- **EXERCISE DESCRIPTION**: Print all of the lines exactly. Any picture among them stays out.

Dataset listings of figures
** begin **

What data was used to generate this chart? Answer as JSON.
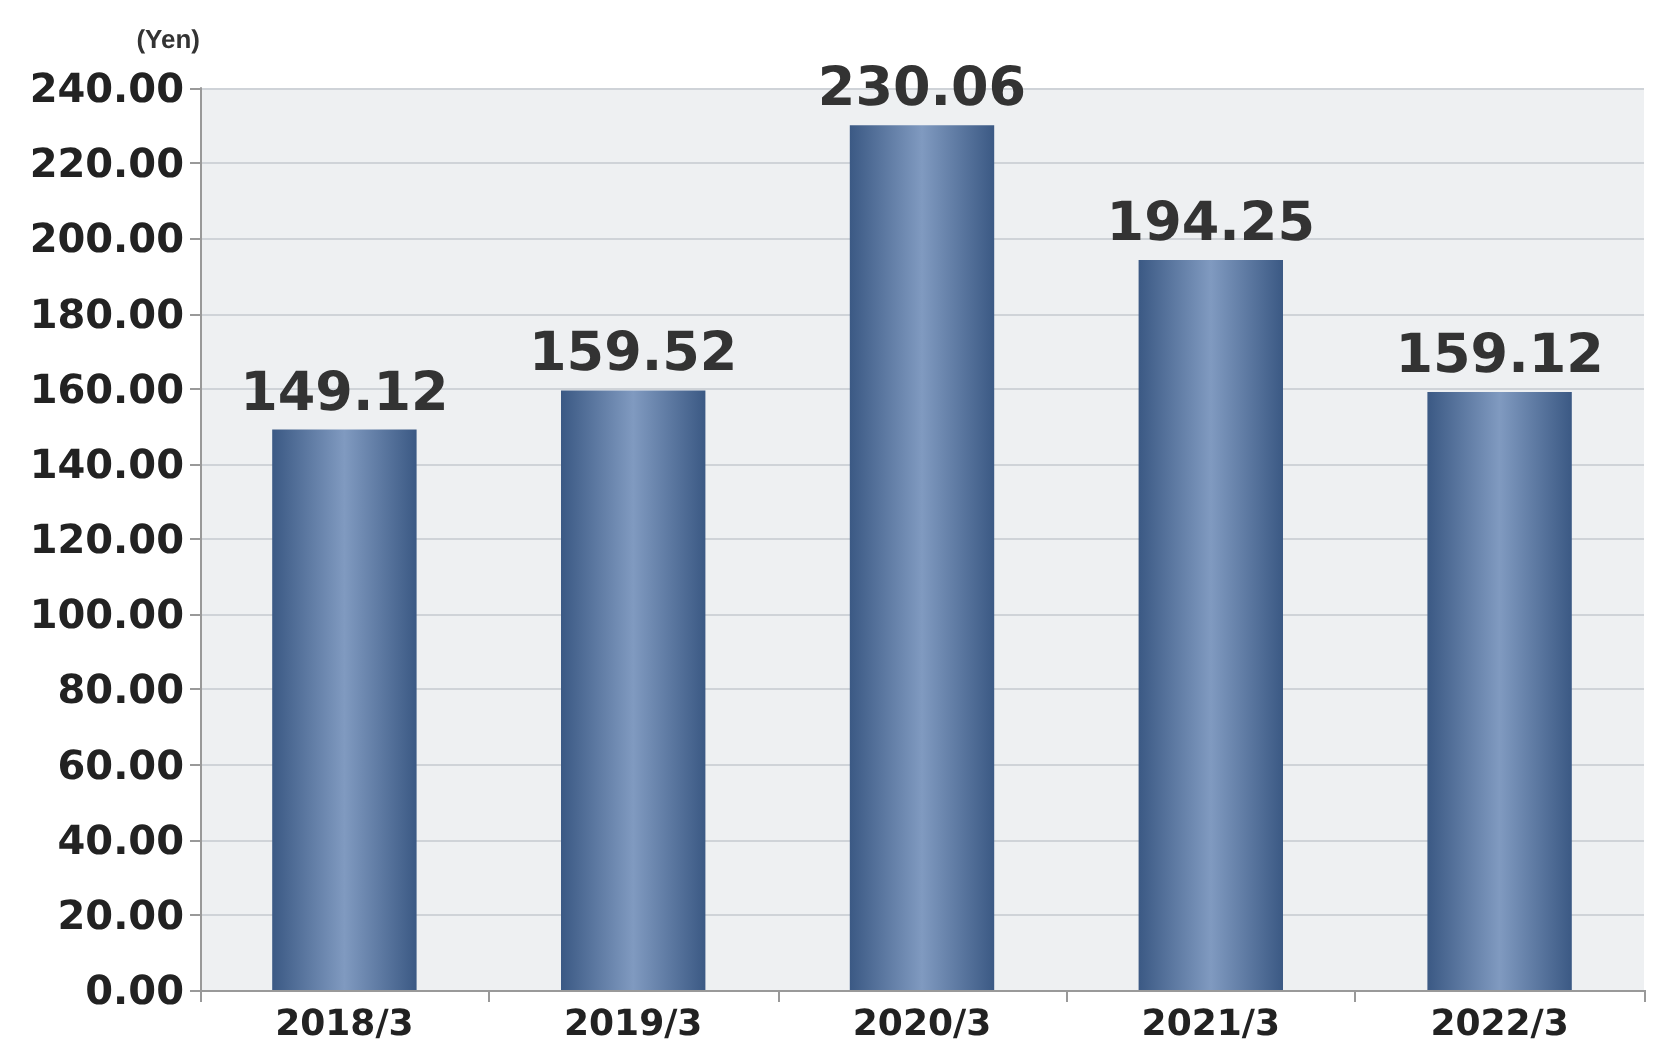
{
  "chart_data": {
    "type": "bar",
    "ylabel": "(Yen)",
    "categories": [
      "2018/3",
      "2019/3",
      "2020/3",
      "2021/3",
      "2022/3"
    ],
    "series": [
      {
        "color": "#4a6fa5",
        "values": [
          149.12,
          159.52,
          230.06,
          194.25,
          159.12
        ]
      }
    ],
    "ylim": [
      0,
      240
    ],
    "yticks": [
      {
        "value": 0,
        "label": "0.00"
      },
      {
        "value": 20,
        "label": "20.00"
      },
      {
        "value": 40,
        "label": "40.00"
      },
      {
        "value": 60,
        "label": "60.00"
      },
      {
        "value": 80,
        "label": "80.00"
      },
      {
        "value": 100,
        "label": "100.00"
      },
      {
        "value": 120,
        "label": "120.00"
      },
      {
        "value": 140,
        "label": "140.00"
      },
      {
        "value": 160,
        "label": "160.00"
      },
      {
        "value": 180,
        "label": "180.00"
      },
      {
        "value": 200,
        "label": "200.00"
      },
      {
        "value": 220,
        "label": "220.00"
      },
      {
        "value": 240,
        "label": "240.00"
      }
    ],
    "grid": true,
    "data_labels": true
  }
}
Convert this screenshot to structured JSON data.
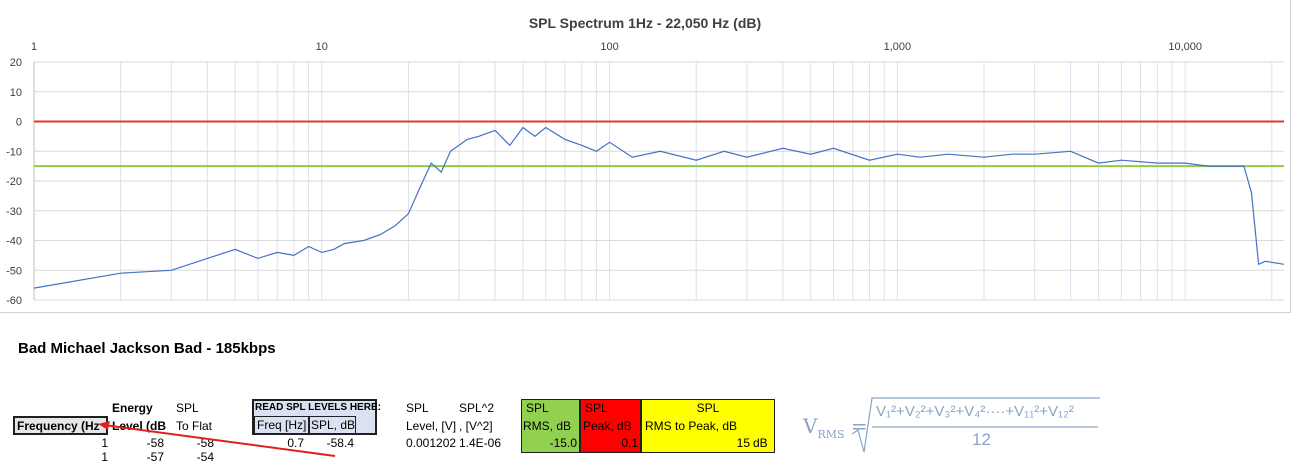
{
  "chart_data": {
    "type": "line",
    "title": "SPL Spectrum 1Hz - 22,050 Hz (dB)",
    "xscale": "log",
    "xlim": [
      1,
      22050
    ],
    "ylim": [
      -60,
      20
    ],
    "x_tick_labels": [
      "1",
      "10",
      "100",
      "1,000",
      "10,000"
    ],
    "x_tick_values": [
      1,
      10,
      100,
      1000,
      10000
    ],
    "y_tick_labels": [
      "20",
      "10",
      "0",
      "-10",
      "-20",
      "-30",
      "-40",
      "-50",
      "-60"
    ],
    "y_tick_values": [
      20,
      10,
      0,
      -10,
      -20,
      -30,
      -40,
      -50,
      -60
    ],
    "reference_lines": [
      {
        "y": 0,
        "color": "#e03a2e"
      },
      {
        "y": -15,
        "color": "#8fca4a"
      }
    ],
    "series": [
      {
        "color": "#4472c4",
        "x": [
          1,
          2,
          3,
          4,
          5,
          6,
          7,
          8,
          9,
          10,
          11,
          12,
          14,
          16,
          18,
          20,
          22,
          24,
          26,
          28,
          30,
          32,
          35,
          40,
          45,
          50,
          55,
          60,
          70,
          80,
          90,
          100,
          120,
          150,
          200,
          250,
          300,
          400,
          500,
          600,
          800,
          1000,
          1200,
          1500,
          2000,
          2500,
          3000,
          4000,
          5000,
          6000,
          8000,
          10000,
          12000,
          14000,
          16000,
          17000,
          18000,
          19000,
          22050
        ],
        "y": [
          -56,
          -51,
          -50,
          -46,
          -43,
          -46,
          -44,
          -45,
          -42,
          -44,
          -43,
          -41,
          -40,
          -38,
          -35,
          -31,
          -22,
          -14,
          -17,
          -10,
          -8,
          -6,
          -5,
          -3,
          -8,
          -2,
          -5,
          -2,
          -6,
          -8,
          -10,
          -7,
          -12,
          -10,
          -13,
          -10,
          -12,
          -9,
          -11,
          -9,
          -13,
          -11,
          -12,
          -11,
          -12,
          -11,
          -11,
          -10,
          -14,
          -13,
          -14,
          -14,
          -15,
          -15,
          -15,
          -24,
          -48,
          -47,
          -48
        ]
      }
    ]
  },
  "sheet": {
    "sheet_title": "Bad Michael Jackson Bad - 185kbps",
    "col_energy": "Energy",
    "col_spl1": "SPL",
    "read_levels": "READ SPL LEVELS HERE:",
    "col_spl2": "SPL",
    "col_spl_sq": "SPL^2",
    "frequency_hz": "Frequency (Hz",
    "level_db": "Level (dB",
    "to_flat": "To Flat",
    "freq_hz": "Freq [Hz]",
    "spl_db": "SPL, dB",
    "level_v": "Level, [V]",
    "v_sq": ", [V^2]",
    "row1_freq": "1",
    "row1_level": "-58",
    "row1_toflat": "-58",
    "row1_read_freq": "0.7",
    "row1_read_spl": "-58.4",
    "row1_v": "0.001202",
    "row1_vsq": "1.4E-06",
    "row2_freq": "1",
    "row2_level": "-57",
    "row2_toflat": "-54",
    "box_rms_line1": "SPL",
    "box_rms_line2": "RMS, dB",
    "box_rms_value": "-15.0",
    "box_peak_line1": "SPL",
    "box_peak_line2": "Peak, dB",
    "box_peak_value": "0.1",
    "box_r2p_line1": "SPL",
    "box_r2p_line2": "RMS to Peak, dB",
    "box_r2p_value": "15",
    "box_r2p_unit": "dB"
  },
  "formula": {
    "lhs": "V",
    "lhs_sub": "RMS",
    "equals": "=",
    "numerator": "V₁²+V₂²+V₃²+V₄²····+V₁₁²+V₁₂²",
    "denominator": "12"
  },
  "colors": {
    "rms_box": "#92d050",
    "peak_box": "#ff0000",
    "r2p_box": "#ffff00",
    "read_box": "#d9e1f2",
    "arrow": "#e0201b",
    "formula": "#8aa4c8"
  }
}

** end **

- **TASK OUTPUT**:
What data was used to generate this chart? Answer as JSON.
{
  "chart_data": {
    "type": "bar",
    "ylabel": "(Yen)",
    "categories": [
      "2018/3",
      "2019/3",
      "2020/3",
      "2021/3",
      "2022/3"
    ],
    "series": [
      {
        "color": "#4a6fa5",
        "values": [
          149.12,
          159.52,
          230.06,
          194.25,
          159.12
        ]
      }
    ],
    "ylim": [
      0,
      240
    ],
    "yticks": [
      {
        "value": 0,
        "label": "0.00"
      },
      {
        "value": 20,
        "label": "20.00"
      },
      {
        "value": 40,
        "label": "40.00"
      },
      {
        "value": 60,
        "label": "60.00"
      },
      {
        "value": 80,
        "label": "80.00"
      },
      {
        "value": 100,
        "label": "100.00"
      },
      {
        "value": 120,
        "label": "120.00"
      },
      {
        "value": 140,
        "label": "140.00"
      },
      {
        "value": 160,
        "label": "160.00"
      },
      {
        "value": 180,
        "label": "180.00"
      },
      {
        "value": 200,
        "label": "200.00"
      },
      {
        "value": 220,
        "label": "220.00"
      },
      {
        "value": 240,
        "label": "240.00"
      }
    ],
    "grid": true,
    "data_labels": true
  }
}
Convert this screenshot to structured JSON data.
{
  "chart_data": {
    "type": "line",
    "title": "SPL Spectrum 1Hz - 22,050 Hz (dB)",
    "xscale": "log",
    "xlim": [
      1,
      22050
    ],
    "ylim": [
      -60,
      20
    ],
    "x_tick_labels": [
      "1",
      "10",
      "100",
      "1,000",
      "10,000"
    ],
    "x_tick_values": [
      1,
      10,
      100,
      1000,
      10000
    ],
    "y_tick_labels": [
      "20",
      "10",
      "0",
      "-10",
      "-20",
      "-30",
      "-40",
      "-50",
      "-60"
    ],
    "y_tick_values": [
      20,
      10,
      0,
      -10,
      -20,
      -30,
      -40,
      -50,
      -60
    ],
    "reference_lines": [
      {
        "y": 0,
        "color": "#e03a2e"
      },
      {
        "y": -15,
        "color": "#8fca4a"
      }
    ],
    "series": [
      {
        "color": "#4472c4",
        "x": [
          1,
          2,
          3,
          4,
          5,
          6,
          7,
          8,
          9,
          10,
          11,
          12,
          14,
          16,
          18,
          20,
          22,
          24,
          26,
          28,
          30,
          32,
          35,
          40,
          45,
          50,
          55,
          60,
          70,
          80,
          90,
          100,
          120,
          150,
          200,
          250,
          300,
          400,
          500,
          600,
          800,
          1000,
          1200,
          1500,
          2000,
          2500,
          3000,
          4000,
          5000,
          6000,
          8000,
          10000,
          12000,
          14000,
          16000,
          17000,
          18000,
          19000,
          22050
        ],
        "y": [
          -56,
          -51,
          -50,
          -46,
          -43,
          -46,
          -44,
          -45,
          -42,
          -44,
          -43,
          -41,
          -40,
          -38,
          -35,
          -31,
          -22,
          -14,
          -17,
          -10,
          -8,
          -6,
          -5,
          -3,
          -8,
          -2,
          -5,
          -2,
          -6,
          -8,
          -10,
          -7,
          -12,
          -10,
          -13,
          -10,
          -12,
          -9,
          -11,
          -9,
          -13,
          -11,
          -12,
          -11,
          -12,
          -11,
          -11,
          -10,
          -14,
          -13,
          -14,
          -14,
          -15,
          -15,
          -15,
          -24,
          -48,
          -47,
          -48
        ]
      }
    ]
  },
  "sheet": {
    "sheet_title": "Bad Michael Jackson Bad - 185kbps",
    "col_energy": "Energy",
    "col_spl1": "SPL",
    "read_levels": "READ SPL LEVELS HERE:",
    "col_spl2": "SPL",
    "col_spl_sq": "SPL^2",
    "frequency_hz": "Frequency (Hz",
    "level_db": "Level (dB",
    "to_flat": "To Flat",
    "freq_hz": "Freq [Hz]",
    "spl_db": "SPL, dB",
    "level_v": "Level, [V]",
    "v_sq": ", [V^2]",
    "row1_freq": "1",
    "row1_level": "-58",
    "row1_toflat": "-58",
    "row1_read_freq": "0.7",
    "row1_read_spl": "-58.4",
    "row1_v": "0.001202",
    "row1_vsq": "1.4E-06",
    "row2_freq": "1",
    "row2_level": "-57",
    "row2_toflat": "-54",
    "box_rms_line1": "SPL",
    "box_rms_line2": "RMS, dB",
    "box_rms_value": "-15.0",
    "box_peak_line1": "SPL",
    "box_peak_line2": "Peak, dB",
    "box_peak_value": "0.1",
    "box_r2p_line1": "SPL",
    "box_r2p_line2": "RMS to Peak, dB",
    "box_r2p_value": "15",
    "box_r2p_unit": "dB"
  },
  "formula": {
    "lhs": "V",
    "lhs_sub": "RMS",
    "equals": "=",
    "numerator": "V₁²+V₂²+V₃²+V₄²····+V₁₁²+V₁₂²",
    "denominator": "12"
  },
  "colors": {
    "rms_box": "#92d050",
    "peak_box": "#ff0000",
    "r2p_box": "#ffff00",
    "read_box": "#d9e1f2",
    "arrow": "#e0201b",
    "formula": "#8aa4c8"
  }
}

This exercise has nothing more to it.